» **WHAT THIS TASK INVOLVES**
Your task is to give the data again, exactly, with every line intact.

######

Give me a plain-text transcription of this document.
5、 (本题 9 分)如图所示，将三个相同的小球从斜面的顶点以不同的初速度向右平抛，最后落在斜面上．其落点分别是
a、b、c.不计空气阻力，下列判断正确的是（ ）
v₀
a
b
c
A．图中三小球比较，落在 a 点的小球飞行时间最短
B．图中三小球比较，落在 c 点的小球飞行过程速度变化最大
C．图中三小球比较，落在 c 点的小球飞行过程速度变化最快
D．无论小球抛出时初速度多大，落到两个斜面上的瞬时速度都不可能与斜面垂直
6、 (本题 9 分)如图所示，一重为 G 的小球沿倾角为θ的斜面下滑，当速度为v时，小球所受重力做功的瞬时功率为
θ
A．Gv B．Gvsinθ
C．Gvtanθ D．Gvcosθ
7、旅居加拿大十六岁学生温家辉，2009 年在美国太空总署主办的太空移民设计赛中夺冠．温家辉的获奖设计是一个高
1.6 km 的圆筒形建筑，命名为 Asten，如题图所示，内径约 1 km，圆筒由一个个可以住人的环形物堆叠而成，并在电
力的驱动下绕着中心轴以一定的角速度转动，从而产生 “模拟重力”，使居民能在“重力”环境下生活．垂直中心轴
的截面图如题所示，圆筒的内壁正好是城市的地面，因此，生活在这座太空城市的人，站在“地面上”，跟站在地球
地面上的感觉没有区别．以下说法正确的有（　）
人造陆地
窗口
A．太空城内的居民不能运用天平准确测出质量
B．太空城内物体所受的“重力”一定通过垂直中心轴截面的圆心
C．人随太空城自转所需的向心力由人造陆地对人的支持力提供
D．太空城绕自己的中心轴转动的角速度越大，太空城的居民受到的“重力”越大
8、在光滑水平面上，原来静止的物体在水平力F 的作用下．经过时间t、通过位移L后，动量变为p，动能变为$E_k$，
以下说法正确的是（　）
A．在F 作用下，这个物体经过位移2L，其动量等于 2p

######

» **ANSWER TO THIS PROBLEM**
Give me a plain-text transcription of this document.
5、 (本题 9 分)如图所示，将三个相同的小球从斜面的顶点以不同的初速度向右平抛，最后落在斜面上．其落点分别是
a、b、c.不计空气阻力，下列判断正确的是（ ）
v₀
a
b
c
A．图中三小球比较，落在 a 点的小球飞行时间最短
B．图中三小球比较，落在 c 点的小球飞行过程速度变化最大
C．图中三小球比较，落在 c 点的小球飞行过程速度变化最快
D．无论小球抛出时初速度多大，落到两个斜面上的瞬时速度都不可能与斜面垂直
6、 (本题 9 分)如图所示，一重为 G 的小球沿倾角为θ的斜面下滑，当速度为v时，小球所受重力做功的瞬时功率为
θ
A．Gv B．Gvsinθ
C．Gvtanθ D．Gvcosθ
7、旅居加拿大十六岁学生温家辉，2009 年在美国太空总署主办的太空移民设计赛中夺冠．温家辉的获奖设计是一个高
1.6 km 的圆筒形建筑，命名为 Asten，如题图所示，内径约 1 km，圆筒由一个个可以住人的环形物堆叠而成，并在电
力的驱动下绕着中心轴以一定的角速度转动，从而产生 “模拟重力”，使居民能在“重力”环境下生活．垂直中心轴
的截面图如题所示，圆筒的内壁正好是城市的地面，因此，生活在这座太空城市的人，站在“地面上”，跟站在地球
地面上的感觉没有区别．以下说法正确的有（　）
人造陆地
窗口
A．太空城内的居民不能运用天平准确测出质量
B．太空城内物体所受的“重力”一定通过垂直中心轴截面的圆心
C．人随太空城自转所需的向心力由人造陆地对人的支持力提供
D．太空城绕自己的中心轴转动的角速度越大，太空城的居民受到的“重力”越大
8、在光滑水平面上，原来静止的物体在水平力F 的作用下．经过时间t、通过位移L后，动量变为p，动能变为$E_k$，
以下说法正确的是（　）
A．在F 作用下，这个物体经过位移2L，其动量等于 2p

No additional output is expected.